The task> Copy down all of the data underneath, exactly as shown.
+++ Input material
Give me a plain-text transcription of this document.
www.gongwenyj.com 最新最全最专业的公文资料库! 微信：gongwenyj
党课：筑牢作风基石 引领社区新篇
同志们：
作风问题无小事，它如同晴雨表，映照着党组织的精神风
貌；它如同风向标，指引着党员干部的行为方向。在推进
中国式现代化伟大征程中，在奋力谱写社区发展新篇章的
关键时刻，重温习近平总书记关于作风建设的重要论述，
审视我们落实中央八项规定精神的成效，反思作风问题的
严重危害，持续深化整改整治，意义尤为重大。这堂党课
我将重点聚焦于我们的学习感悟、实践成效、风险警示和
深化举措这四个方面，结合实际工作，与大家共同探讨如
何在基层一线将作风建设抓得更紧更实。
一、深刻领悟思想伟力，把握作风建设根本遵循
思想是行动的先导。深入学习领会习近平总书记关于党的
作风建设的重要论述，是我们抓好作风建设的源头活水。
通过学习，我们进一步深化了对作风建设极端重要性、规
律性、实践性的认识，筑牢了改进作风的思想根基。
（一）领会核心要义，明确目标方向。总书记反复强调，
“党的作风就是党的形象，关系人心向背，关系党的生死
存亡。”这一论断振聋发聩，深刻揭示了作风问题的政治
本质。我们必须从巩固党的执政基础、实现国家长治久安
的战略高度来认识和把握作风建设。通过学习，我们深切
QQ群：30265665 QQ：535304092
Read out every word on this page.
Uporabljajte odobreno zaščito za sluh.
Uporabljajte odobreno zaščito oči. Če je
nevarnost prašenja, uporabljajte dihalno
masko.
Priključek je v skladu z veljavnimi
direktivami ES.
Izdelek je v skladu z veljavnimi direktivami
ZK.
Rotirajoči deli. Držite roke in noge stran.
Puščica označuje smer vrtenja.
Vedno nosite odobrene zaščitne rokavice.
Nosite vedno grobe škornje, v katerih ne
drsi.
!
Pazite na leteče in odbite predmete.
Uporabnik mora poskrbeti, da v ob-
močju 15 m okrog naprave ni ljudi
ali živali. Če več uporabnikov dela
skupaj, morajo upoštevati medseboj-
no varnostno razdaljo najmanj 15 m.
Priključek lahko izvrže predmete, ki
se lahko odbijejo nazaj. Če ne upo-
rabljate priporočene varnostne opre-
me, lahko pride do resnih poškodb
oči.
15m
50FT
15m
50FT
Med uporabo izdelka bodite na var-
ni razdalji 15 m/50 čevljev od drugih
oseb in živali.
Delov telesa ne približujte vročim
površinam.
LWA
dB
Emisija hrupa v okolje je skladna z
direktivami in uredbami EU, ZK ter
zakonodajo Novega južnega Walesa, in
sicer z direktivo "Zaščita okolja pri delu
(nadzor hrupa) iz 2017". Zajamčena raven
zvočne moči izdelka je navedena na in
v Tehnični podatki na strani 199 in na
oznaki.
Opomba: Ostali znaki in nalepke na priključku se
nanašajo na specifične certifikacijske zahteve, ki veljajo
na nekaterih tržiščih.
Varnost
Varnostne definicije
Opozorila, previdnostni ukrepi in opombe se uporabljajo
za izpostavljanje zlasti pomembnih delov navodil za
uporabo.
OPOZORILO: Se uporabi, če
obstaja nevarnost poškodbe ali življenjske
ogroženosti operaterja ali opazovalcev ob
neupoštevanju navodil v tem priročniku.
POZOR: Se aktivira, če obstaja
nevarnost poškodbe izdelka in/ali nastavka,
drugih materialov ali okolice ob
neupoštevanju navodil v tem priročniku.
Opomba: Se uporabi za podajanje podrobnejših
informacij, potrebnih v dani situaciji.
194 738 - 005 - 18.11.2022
++++++
Exercise result>
Give me a plain-text transcription of this document.
www.gongwenyj.com 最新最全最专业的公文资料库! 微信：gongwenyj
党课：筑牢作风基石 引领社区新篇
同志们：
作风问题无小事，它如同晴雨表，映照着党组织的精神风
貌；它如同风向标，指引着党员干部的行为方向。在推进
中国式现代化伟大征程中，在奋力谱写社区发展新篇章的
关键时刻，重温习近平总书记关于作风建设的重要论述，
审视我们落实中央八项规定精神的成效，反思作风问题的
严重危害，持续深化整改整治，意义尤为重大。这堂党课
我将重点聚焦于我们的学习感悟、实践成效、风险警示和
深化举措这四个方面，结合实际工作，与大家共同探讨如
何在基层一线将作风建设抓得更紧更实。
一、深刻领悟思想伟力，把握作风建设根本遵循
思想是行动的先导。深入学习领会习近平总书记关于党的
作风建设的重要论述，是我们抓好作风建设的源头活水。
通过学习，我们进一步深化了对作风建设极端重要性、规
律性、实践性的认识，筑牢了改进作风的思想根基。
（一）领会核心要义，明确目标方向。总书记反复强调，
“党的作风就是党的形象，关系人心向背，关系党的生死
存亡。”这一论断振聋发聩，深刻揭示了作风问题的政治
本质。我们必须从巩固党的执政基础、实现国家长治久安
的战略高度来认识和把握作风建设。通过学习，我们深切
QQ群：30265665 QQ：535304092
Read out every word on this page.
Uporabljajte odobreno zaščito za sluh.
Uporabljajte odobreno zaščito oči. Če je
nevarnost prašenja, uporabljajte dihalno
masko.
Priključek je v skladu z veljavnimi
direktivami ES.
Izdelek je v skladu z veljavnimi direktivami
ZK.
Rotirajoči deli. Držite roke in noge stran.
Puščica označuje smer vrtenja.
Vedno nosite odobrene zaščitne rokavice.
Nosite vedno grobe škornje, v katerih ne
drsi.
!
Pazite na leteče in odbite predmete.
Uporabnik mora poskrbeti, da v ob-
močju 15 m okrog naprave ni ljudi
ali živali. Če več uporabnikov dela
skupaj, morajo upoštevati medseboj-
no varnostno razdaljo najmanj 15 m.
Priključek lahko izvrže predmete, ki
se lahko odbijejo nazaj. Če ne upo-
rabljate priporočene varnostne opre-
me, lahko pride do resnih poškodb
oči.
15m
50FT
15m
50FT
Med uporabo izdelka bodite na var-
ni razdalji 15 m/50 čevljev od drugih
oseb in živali.
Delov telesa ne približujte vročim
površinam.
LWA
dB
Emisija hrupa v okolje je skladna z
direktivami in uredbami EU, ZK ter
zakonodajo Novega južnega Walesa, in
sicer z direktivo "Zaščita okolja pri delu
(nadzor hrupa) iz 2017". Zajamčena raven
zvočne moči izdelka je navedena na in
v Tehnični podatki na strani 199 in na
oznaki.
Opomba: Ostali znaki in nalepke na priključku se
nanašajo na specifične certifikacijske zahteve, ki veljajo
na nekaterih tržiščih.
Varnost
Varnostne definicije
Opozorila, previdnostni ukrepi in opombe se uporabljajo
za izpostavljanje zlasti pomembnih delov navodil za
uporabo.
OPOZORILO: Se uporabi, če
obstaja nevarnost poškodbe ali življenjske
ogroženosti operaterja ali opazovalcev ob
neupoštevanju navodil v tem priročniku.
POZOR: Se aktivira, če obstaja
nevarnost poškodbe izdelka in/ali nastavka,
drugih materialov ali okolice ob
neupoštevanju navodil v tem priročniku.
Opomba: Se uporabi za podajanje podrobnejših
informacij, potrebnih v dani situaciji.
194 738 - 005 - 18.11.2022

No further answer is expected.